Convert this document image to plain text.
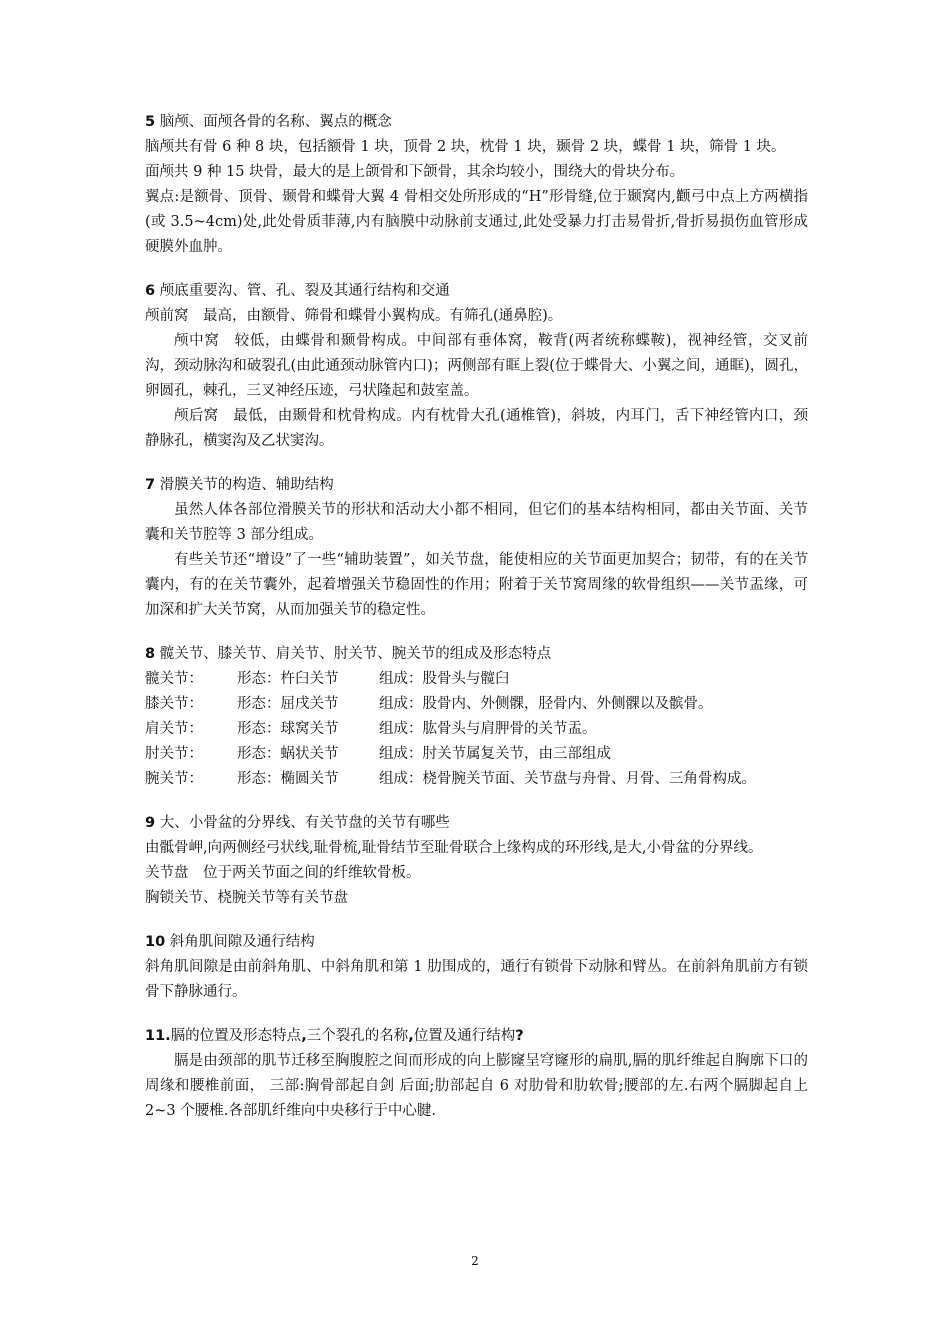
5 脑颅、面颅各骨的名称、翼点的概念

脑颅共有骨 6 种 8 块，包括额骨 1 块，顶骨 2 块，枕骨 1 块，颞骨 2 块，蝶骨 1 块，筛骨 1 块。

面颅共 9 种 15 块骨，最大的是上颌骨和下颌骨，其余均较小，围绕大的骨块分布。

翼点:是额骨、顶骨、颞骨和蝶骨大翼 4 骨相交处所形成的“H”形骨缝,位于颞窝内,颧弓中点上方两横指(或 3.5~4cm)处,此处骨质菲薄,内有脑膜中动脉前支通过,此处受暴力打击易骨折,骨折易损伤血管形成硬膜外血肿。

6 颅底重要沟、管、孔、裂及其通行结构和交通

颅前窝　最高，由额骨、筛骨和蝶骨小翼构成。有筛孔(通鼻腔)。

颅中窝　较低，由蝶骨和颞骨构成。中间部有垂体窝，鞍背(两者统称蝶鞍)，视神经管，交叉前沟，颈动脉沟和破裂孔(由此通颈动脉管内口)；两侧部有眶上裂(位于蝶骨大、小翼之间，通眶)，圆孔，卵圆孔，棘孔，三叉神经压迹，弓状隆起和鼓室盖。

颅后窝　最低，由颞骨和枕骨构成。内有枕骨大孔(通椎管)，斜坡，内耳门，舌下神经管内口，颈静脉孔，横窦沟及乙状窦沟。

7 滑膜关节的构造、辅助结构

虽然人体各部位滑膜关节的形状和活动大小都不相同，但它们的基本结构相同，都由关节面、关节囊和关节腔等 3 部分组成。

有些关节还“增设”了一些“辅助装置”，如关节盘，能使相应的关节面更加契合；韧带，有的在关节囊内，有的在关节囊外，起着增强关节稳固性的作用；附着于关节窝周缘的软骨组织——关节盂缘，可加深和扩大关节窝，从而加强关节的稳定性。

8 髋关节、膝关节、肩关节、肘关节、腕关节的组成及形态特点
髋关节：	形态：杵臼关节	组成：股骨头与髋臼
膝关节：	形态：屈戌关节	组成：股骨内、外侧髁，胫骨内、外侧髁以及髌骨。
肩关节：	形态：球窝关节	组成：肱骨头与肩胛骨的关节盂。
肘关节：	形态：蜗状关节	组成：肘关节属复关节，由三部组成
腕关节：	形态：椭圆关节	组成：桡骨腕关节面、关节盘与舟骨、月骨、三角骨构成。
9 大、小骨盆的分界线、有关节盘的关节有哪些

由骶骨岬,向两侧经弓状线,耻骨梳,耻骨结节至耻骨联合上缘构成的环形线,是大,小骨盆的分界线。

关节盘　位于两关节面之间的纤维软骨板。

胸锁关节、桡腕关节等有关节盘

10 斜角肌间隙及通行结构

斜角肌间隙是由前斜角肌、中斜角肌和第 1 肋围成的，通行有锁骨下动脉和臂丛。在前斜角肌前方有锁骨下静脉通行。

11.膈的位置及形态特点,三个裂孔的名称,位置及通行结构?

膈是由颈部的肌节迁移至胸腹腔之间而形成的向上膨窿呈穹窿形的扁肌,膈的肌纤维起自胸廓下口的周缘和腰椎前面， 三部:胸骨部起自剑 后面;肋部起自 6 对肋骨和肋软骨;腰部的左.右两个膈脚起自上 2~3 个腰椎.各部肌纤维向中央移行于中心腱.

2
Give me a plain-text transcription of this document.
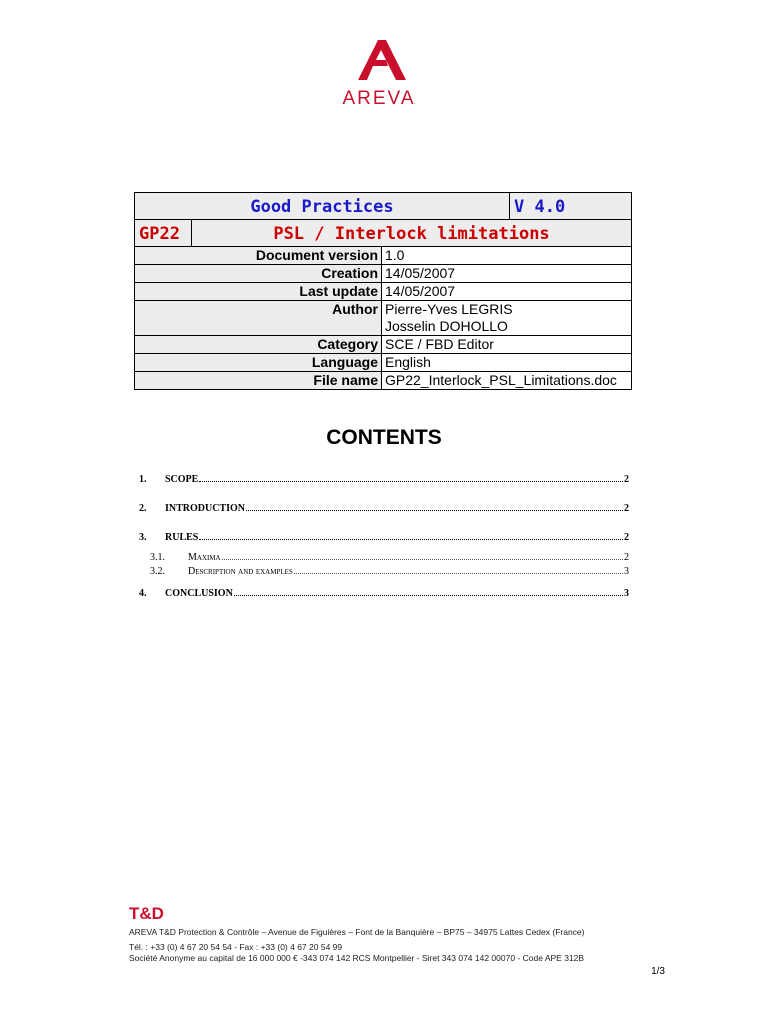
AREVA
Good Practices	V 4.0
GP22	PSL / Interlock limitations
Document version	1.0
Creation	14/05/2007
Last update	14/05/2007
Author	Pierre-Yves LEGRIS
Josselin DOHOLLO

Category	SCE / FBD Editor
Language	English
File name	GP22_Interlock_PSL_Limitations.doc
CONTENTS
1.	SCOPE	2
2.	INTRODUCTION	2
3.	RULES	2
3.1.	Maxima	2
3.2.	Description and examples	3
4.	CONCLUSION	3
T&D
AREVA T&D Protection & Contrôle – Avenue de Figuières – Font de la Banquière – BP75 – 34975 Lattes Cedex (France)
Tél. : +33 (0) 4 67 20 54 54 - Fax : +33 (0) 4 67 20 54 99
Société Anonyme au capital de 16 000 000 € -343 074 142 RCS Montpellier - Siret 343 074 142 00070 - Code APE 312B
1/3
☆ ☆ ☆ ☆ ☆ ☆ ☆
● **EXERCISE OBJECTIVE**: Leave out all images, then reproduce the entries above exactly.

● **ANSWER TO THIS TASK**:
Convert this document image to plain text.
5 脑颅、面颅各骨的名称、翼点的概念

脑颅共有骨 6 种 8 块，包括额骨 1 块，顶骨 2 块，枕骨 1 块，颞骨 2 块，蝶骨 1 块，筛骨 1 块。

面颅共 9 种 15 块骨，最大的是上颌骨和下颌骨，其余均较小，围绕大的骨块分布。

翼点:是额骨、顶骨、颞骨和蝶骨大翼 4 骨相交处所形成的“H”形骨缝,位于颞窝内,颧弓中点上方两横指(或 3.5~4cm)处,此处骨质菲薄,内有脑膜中动脉前支通过,此处受暴力打击易骨折,骨折易损伤血管形成硬膜外血肿。

6 颅底重要沟、管、孔、裂及其通行结构和交通

颅前窝　最高，由额骨、筛骨和蝶骨小翼构成。有筛孔(通鼻腔)。

颅中窝　较低，由蝶骨和颞骨构成。中间部有垂体窝，鞍背(两者统称蝶鞍)，视神经管，交叉前沟，颈动脉沟和破裂孔(由此通颈动脉管内口)；两侧部有眶上裂(位于蝶骨大、小翼之间，通眶)，圆孔，卵圆孔，棘孔，三叉神经压迹，弓状隆起和鼓室盖。

颅后窝　最低，由颞骨和枕骨构成。内有枕骨大孔(通椎管)，斜坡，内耳门，舌下神经管内口，颈静脉孔，横窦沟及乙状窦沟。

7 滑膜关节的构造、辅助结构

虽然人体各部位滑膜关节的形状和活动大小都不相同，但它们的基本结构相同，都由关节面、关节囊和关节腔等 3 部分组成。

有些关节还“增设”了一些“辅助装置”，如关节盘，能使相应的关节面更加契合；韧带，有的在关节囊内，有的在关节囊外，起着增强关节稳固性的作用；附着于关节窝周缘的软骨组织——关节盂缘，可加深和扩大关节窝，从而加强关节的稳定性。

8 髋关节、膝关节、肩关节、肘关节、腕关节的组成及形态特点
髋关节：	形态：杵臼关节	组成：股骨头与髋臼
膝关节：	形态：屈戌关节	组成：股骨内、外侧髁，胫骨内、外侧髁以及髌骨。
肩关节：	形态：球窝关节	组成：肱骨头与肩胛骨的关节盂。
肘关节：	形态：蜗状关节	组成：肘关节属复关节，由三部组成
腕关节：	形态：椭圆关节	组成：桡骨腕关节面、关节盘与舟骨、月骨、三角骨构成。
9 大、小骨盆的分界线、有关节盘的关节有哪些

由骶骨岬,向两侧经弓状线,耻骨梳,耻骨结节至耻骨联合上缘构成的环形线,是大,小骨盆的分界线。

关节盘　位于两关节面之间的纤维软骨板。

胸锁关节、桡腕关节等有关节盘

10 斜角肌间隙及通行结构

斜角肌间隙是由前斜角肌、中斜角肌和第 1 肋围成的，通行有锁骨下动脉和臂丛。在前斜角肌前方有锁骨下静脉通行。

11.膈的位置及形态特点,三个裂孔的名称,位置及通行结构?

膈是由颈部的肌节迁移至胸腹腔之间而形成的向上膨窿呈穹窿形的扁肌,膈的肌纤维起自胸廓下口的周缘和腰椎前面， 三部:胸骨部起自剑 后面;肋部起自 6 对肋骨和肋软骨;腰部的左.右两个膈脚起自上 2~3 个腰椎.各部肌纤维向中央移行于中心腱.

2
Give me a plain-text transcription of this document.
AREVA
Good Practices	V 4.0
GP22	PSL / Interlock limitations
Document version	1.0
Creation	14/05/2007
Last update	14/05/2007
Author	Pierre-Yves LEGRIS
Josselin DOHOLLO

Category	SCE / FBD Editor
Language	English
File name	GP22_Interlock_PSL_Limitations.doc
CONTENTS
1.	SCOPE	2
2.	INTRODUCTION	2
3.	RULES	2
3.1.	Maxima	2
3.2.	Description and examples	3
4.	CONCLUSION	3
T&D
AREVA T&D Protection & Contrôle – Avenue de Figuières – Font de la Banquière – BP75 – 34975 Lattes Cedex (France)
Tél. : +33 (0) 4 67 20 54 54 - Fax : +33 (0) 4 67 20 54 99
Société Anonyme au capital de 16 000 000 € -343 074 142 RCS Montpellier - Siret 343 074 142 00070 - Code APE 312B
1/3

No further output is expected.